> [EXCERPT]:

** Begin **

Kendall's #TCAP Pickups of the Week
QB- Tarvaris Jackson, Jason Campbell, Alex SmithRB - Ryan Torain, Isaac Redman
WR - Antonio Brown, Jacoby Jones, Steve Breaston
TE - Benjamin Watson, Jared Cook (he shouldn't still be available)
DEF - Titans D vs. Steelers
Drop 'Um Like It's Hot
Rex Grossman, Chad Ochocinco, Hines Ward, Kyle Orton, Marcedes Lewis, Thomas Jones, Ben Tate, Lee Evans, anyone in a Colts uniform.
Kylie Kardashian Award from Guest Blogger Bernaldo
Special guest appearance from Bernaldo back on the K-Dash Awards like when The Rock goes back to Monday Night Raw once every 3 years. This week I am giving out the Kylie Kardashian Award for "Being Ignored and Overlooked and Eventually Will Blow Up Disastrously" goes to Chad Ochocinco. How would you like to live up to these expectations? Father: Olympic medalist and world record track star. Sister 1: Professional black snake wrangler, dated mutiple NFL players, married to the most boring NBA player on the planet after JJ Redick. Sister 2: Deeper voice than Enrico Palazzo, taller and harrier than Chewbacca, married to NBA and candy eating all-star. Sister 3: Well this isn't as hard to live up to, but had a baby with the most annoying douchebag on reality tv after that Spencer guy from The Hills. Brother: Speaking of annoying douchebags, don't forget Mr. Brody Jenner who is dating/engaged/has matching tattoos with the Canadian mouse-princess of junior high girls everywhere Avril Lavigne. (I'd still hit it though, like Banky in Chasing Amy, I have a thing for girls that say a-boot) Oh and her mother is probably the worst person on the planet, but has turned her family into millionaires and probably soon to be billionaires just for smiling and taking pictures with their hands on their hips sticking out.

** End **

> [BRIEF 1]: Edit the records from the line with "gel-marker-label: 1000 [507, 809, 541, 820]" to the line with "panel-d-gel [545, 725, 695, 975]" by replacing every "lane-construct-label" with "lane-label", leaving all else unchanged. Return only those lines.

Box annotation data:
** Begin **

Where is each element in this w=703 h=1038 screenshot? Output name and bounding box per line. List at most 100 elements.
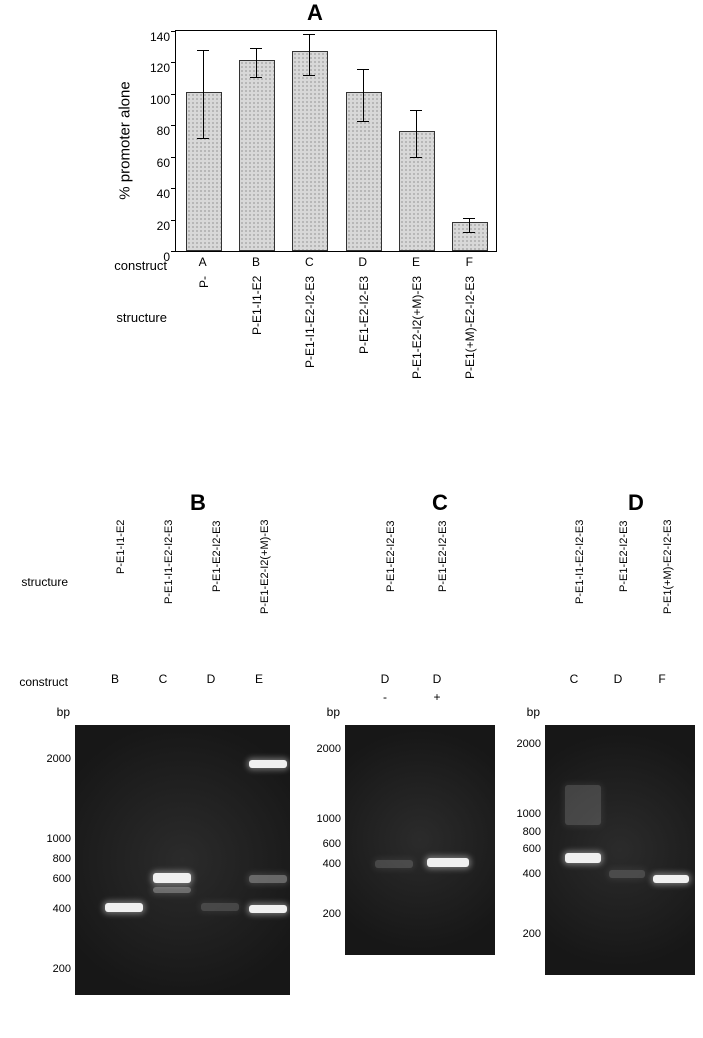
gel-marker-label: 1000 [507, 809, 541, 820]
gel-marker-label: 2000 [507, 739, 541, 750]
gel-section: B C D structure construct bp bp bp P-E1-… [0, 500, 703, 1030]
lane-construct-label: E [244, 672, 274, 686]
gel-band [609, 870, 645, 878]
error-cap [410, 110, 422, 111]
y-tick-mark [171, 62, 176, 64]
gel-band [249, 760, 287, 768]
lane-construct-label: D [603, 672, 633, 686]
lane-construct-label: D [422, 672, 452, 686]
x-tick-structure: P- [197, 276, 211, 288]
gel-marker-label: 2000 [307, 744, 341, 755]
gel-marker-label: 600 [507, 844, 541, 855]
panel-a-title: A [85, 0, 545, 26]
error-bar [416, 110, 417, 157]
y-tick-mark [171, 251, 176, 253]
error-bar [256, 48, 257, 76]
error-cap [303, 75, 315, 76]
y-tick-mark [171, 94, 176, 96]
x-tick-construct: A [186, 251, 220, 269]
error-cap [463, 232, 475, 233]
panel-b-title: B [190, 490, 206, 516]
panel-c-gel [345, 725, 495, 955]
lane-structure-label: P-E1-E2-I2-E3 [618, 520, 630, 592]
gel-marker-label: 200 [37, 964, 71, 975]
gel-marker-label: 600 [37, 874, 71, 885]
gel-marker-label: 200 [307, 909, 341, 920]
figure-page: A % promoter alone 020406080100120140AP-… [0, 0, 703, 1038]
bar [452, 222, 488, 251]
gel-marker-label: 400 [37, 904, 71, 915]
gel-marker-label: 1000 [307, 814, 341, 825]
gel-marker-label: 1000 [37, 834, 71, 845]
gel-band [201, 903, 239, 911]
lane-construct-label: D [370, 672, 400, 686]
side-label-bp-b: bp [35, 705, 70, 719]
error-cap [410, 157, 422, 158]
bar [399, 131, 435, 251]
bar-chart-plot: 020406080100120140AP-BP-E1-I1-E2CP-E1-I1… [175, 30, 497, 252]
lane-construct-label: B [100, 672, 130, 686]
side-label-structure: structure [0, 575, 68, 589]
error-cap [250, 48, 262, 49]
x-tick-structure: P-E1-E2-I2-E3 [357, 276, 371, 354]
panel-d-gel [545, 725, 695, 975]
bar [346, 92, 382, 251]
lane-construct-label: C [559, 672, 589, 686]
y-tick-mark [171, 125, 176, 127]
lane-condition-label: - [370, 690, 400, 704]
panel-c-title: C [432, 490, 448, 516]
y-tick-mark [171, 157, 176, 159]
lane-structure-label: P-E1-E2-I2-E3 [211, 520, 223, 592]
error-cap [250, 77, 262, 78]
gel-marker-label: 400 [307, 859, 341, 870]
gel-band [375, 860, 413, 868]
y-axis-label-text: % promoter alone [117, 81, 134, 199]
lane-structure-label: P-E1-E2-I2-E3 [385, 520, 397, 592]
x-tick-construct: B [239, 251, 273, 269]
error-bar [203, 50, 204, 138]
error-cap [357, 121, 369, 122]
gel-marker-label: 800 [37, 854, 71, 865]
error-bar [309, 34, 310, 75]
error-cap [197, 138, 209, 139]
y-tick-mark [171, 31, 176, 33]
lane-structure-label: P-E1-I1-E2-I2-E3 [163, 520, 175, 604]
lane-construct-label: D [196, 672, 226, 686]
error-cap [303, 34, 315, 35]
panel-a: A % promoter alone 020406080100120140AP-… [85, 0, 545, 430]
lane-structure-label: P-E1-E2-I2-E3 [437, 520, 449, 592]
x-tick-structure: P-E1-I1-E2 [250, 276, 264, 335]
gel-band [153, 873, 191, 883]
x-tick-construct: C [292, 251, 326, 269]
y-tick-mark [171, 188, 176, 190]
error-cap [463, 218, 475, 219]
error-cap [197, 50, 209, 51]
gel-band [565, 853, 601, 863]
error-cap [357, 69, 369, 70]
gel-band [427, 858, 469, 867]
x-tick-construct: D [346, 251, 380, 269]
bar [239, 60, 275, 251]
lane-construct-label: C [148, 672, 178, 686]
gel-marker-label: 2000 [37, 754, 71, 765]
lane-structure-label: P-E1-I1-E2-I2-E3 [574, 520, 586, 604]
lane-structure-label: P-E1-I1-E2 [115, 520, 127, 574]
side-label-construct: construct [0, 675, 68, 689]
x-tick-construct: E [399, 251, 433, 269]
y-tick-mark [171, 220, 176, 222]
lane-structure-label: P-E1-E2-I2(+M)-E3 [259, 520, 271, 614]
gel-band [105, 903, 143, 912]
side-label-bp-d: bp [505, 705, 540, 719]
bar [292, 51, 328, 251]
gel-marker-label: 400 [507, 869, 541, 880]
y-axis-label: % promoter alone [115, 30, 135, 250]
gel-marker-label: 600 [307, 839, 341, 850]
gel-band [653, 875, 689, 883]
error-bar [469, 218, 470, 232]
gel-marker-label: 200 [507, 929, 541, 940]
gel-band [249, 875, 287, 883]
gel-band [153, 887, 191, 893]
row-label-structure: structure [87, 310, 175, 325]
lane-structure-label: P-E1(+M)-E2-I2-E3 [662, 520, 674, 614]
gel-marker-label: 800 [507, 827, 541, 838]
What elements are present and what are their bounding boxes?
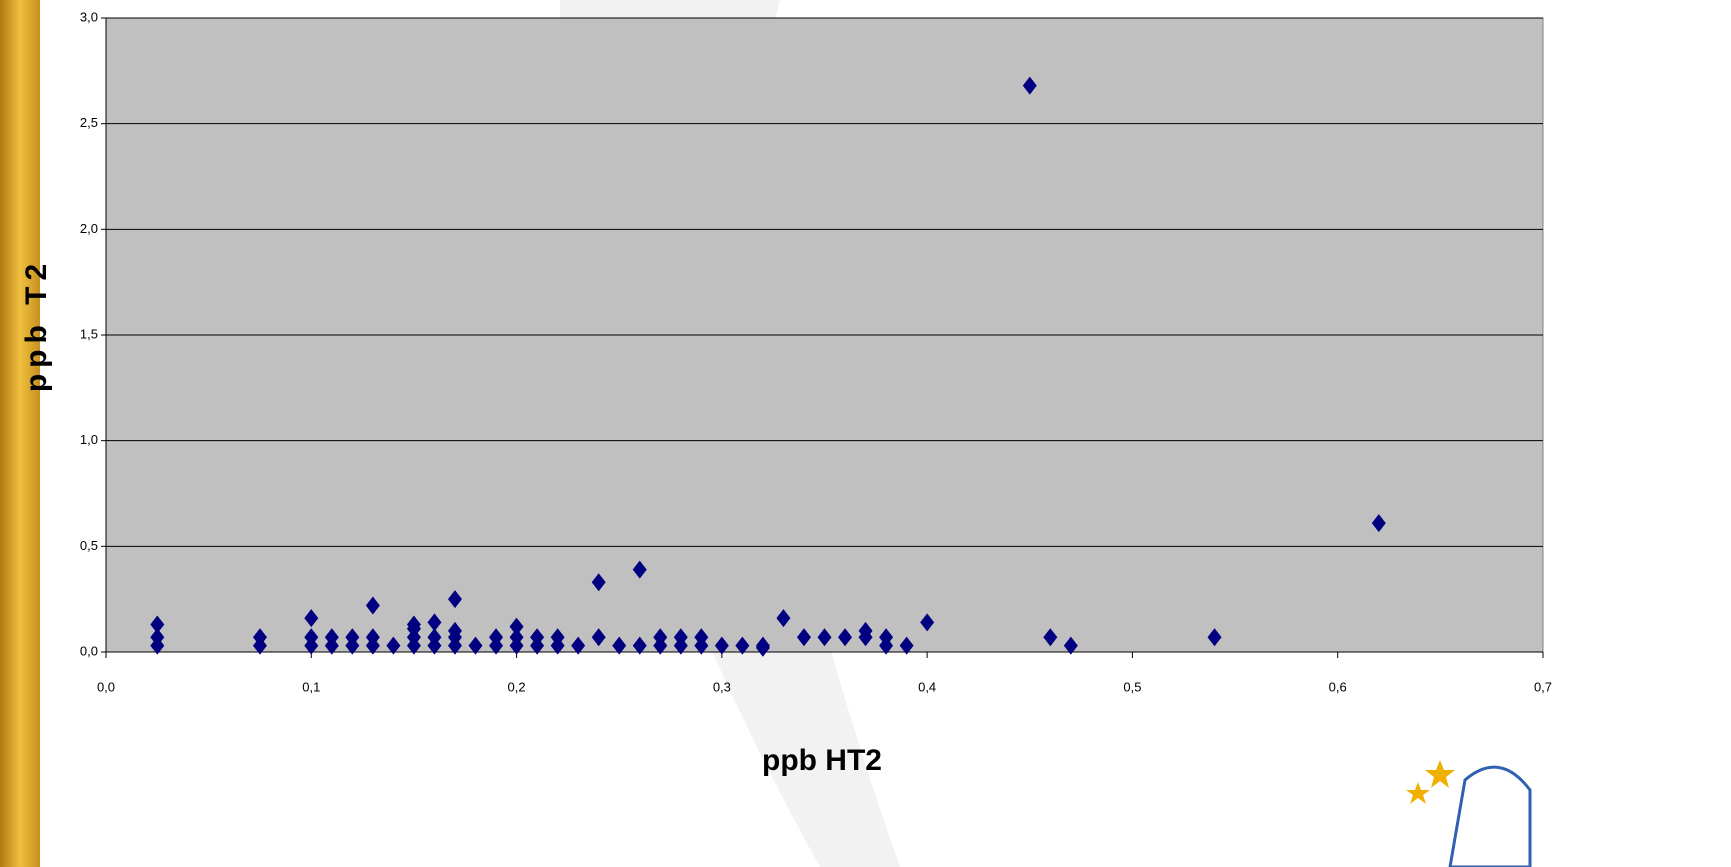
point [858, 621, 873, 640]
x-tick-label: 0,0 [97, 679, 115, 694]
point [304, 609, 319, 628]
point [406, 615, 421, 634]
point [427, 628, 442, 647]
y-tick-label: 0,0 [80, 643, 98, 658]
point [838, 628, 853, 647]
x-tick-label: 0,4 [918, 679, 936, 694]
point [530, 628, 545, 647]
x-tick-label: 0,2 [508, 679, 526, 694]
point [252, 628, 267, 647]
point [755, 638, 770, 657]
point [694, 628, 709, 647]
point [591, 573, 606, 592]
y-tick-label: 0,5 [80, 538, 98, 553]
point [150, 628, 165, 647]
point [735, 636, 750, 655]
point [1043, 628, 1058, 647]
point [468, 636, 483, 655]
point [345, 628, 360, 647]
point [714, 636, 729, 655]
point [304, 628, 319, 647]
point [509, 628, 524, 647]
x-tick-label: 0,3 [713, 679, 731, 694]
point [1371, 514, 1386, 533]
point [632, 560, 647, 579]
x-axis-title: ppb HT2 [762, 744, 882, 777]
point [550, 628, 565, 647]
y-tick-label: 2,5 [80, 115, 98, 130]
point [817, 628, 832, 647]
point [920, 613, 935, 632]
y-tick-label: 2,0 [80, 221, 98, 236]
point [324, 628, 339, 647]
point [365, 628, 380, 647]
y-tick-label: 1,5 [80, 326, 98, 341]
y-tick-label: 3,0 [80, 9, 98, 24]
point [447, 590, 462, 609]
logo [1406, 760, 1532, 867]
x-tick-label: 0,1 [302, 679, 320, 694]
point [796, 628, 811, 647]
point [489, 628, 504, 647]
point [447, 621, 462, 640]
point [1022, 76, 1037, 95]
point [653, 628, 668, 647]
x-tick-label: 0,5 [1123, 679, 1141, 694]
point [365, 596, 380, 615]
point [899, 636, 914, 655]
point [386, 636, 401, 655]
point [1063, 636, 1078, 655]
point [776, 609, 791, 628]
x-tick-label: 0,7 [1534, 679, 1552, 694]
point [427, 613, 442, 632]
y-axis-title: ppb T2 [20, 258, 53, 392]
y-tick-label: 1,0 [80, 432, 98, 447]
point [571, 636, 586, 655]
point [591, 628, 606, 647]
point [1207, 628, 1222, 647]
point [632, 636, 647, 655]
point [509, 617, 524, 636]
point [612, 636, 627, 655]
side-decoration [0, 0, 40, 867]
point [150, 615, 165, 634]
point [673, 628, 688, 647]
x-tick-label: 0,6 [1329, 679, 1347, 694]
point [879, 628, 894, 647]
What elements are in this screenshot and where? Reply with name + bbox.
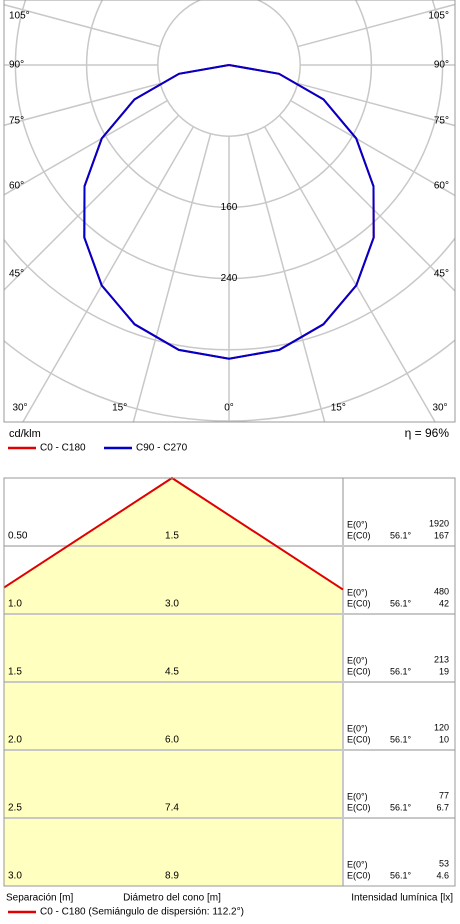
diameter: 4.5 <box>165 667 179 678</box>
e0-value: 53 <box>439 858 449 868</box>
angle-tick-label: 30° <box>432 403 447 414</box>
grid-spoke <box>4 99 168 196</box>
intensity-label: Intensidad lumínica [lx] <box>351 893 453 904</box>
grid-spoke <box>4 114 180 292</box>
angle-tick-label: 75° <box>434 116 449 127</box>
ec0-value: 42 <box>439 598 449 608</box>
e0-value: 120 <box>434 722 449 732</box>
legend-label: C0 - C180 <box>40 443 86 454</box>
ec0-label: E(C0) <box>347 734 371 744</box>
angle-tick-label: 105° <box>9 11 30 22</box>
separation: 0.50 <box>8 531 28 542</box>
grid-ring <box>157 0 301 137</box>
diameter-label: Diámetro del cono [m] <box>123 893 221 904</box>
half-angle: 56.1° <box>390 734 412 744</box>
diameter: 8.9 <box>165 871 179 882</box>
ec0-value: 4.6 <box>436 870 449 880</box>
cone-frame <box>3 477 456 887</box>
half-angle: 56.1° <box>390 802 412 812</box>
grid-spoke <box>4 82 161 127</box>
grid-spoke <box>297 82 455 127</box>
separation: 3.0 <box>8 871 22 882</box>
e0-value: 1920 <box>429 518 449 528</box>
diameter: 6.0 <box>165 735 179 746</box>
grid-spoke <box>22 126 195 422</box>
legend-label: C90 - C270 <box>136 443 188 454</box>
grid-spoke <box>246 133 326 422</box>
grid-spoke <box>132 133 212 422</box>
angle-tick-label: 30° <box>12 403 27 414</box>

** End **

> [BRIEF 2]: Return the passage of the fantasy football pickups post from "DEF - Titans" to "a Colts uniform.", copied word for word.

> [COMPLETE OUTPUT 1]:
gel-marker-label: 1000 [507, 809, 541, 820]
gel-marker-label: 2000 [507, 739, 541, 750]
gel-section: B C D structure construct bp bp bp P-E1-… [0, 500, 703, 1030]
lane-label: E [244, 672, 274, 686]
gel-band [609, 870, 645, 878]
error-cap [410, 110, 422, 111]
y-tick-mark [171, 62, 176, 64]
gel-band [249, 760, 287, 768]
lane-label: D [603, 672, 633, 686]
lane-label: D [422, 672, 452, 686]
x-tick-structure: P- [197, 276, 211, 288]
gel-marker-label: 2000 [307, 744, 341, 755]
gel-marker-label: 600 [507, 844, 541, 855]
panel-a-title: A [85, 0, 545, 26]
error-bar [416, 110, 417, 157]
y-tick-mark [171, 251, 176, 253]
error-bar [256, 48, 257, 76]
error-cap [303, 75, 315, 76]
y-tick-mark [171, 94, 176, 96]
x-tick-construct: A [186, 251, 220, 269]
error-cap [463, 232, 475, 233]
panel-b-title: B [190, 490, 206, 516]
panel-c-gel [345, 725, 495, 955]
lane-structure-label: P-E1-E2-I2-E3 [618, 520, 630, 592]
gel-marker-label: 200 [37, 964, 71, 975]
gel-marker-label: 600 [37, 874, 71, 885]
gel-marker-label: 200 [307, 909, 341, 920]
figure-page: A % promoter alone 020406080100120140AP-… [0, 0, 703, 1038]
bar [452, 222, 488, 251]
gel-marker-label: 400 [37, 904, 71, 915]
gel-marker-label: 1000 [307, 814, 341, 825]
gel-marker-label: 1000 [37, 834, 71, 845]
gel-band [201, 903, 239, 911]
lane-label: D [370, 672, 400, 686]
side-label-bp-b: bp [35, 705, 70, 719]
error-cap [410, 157, 422, 158]
bar [399, 131, 435, 251]
bar-chart-plot: 020406080100120140AP-BP-E1-I1-E2CP-E1-I1… [175, 30, 497, 252]
lane-label: B [100, 672, 130, 686]
side-label-structure: structure [0, 575, 68, 589]
error-cap [250, 48, 262, 49]
x-tick-structure: P-E1-E2-I2-E3 [357, 276, 371, 354]
panel-d-gel [545, 725, 695, 975]

> [COMPLETE OUTPUT 2]:
DEF - Titans D vs. Steelers
Drop 'Um Like It's Hot
Rex Grossman, Chad Ochocinco, Hines Ward, Kyle Orton, Marcedes Lewis, Thomas Jones, Ben Tate, Lee Evans, anyone in a Colts uniform.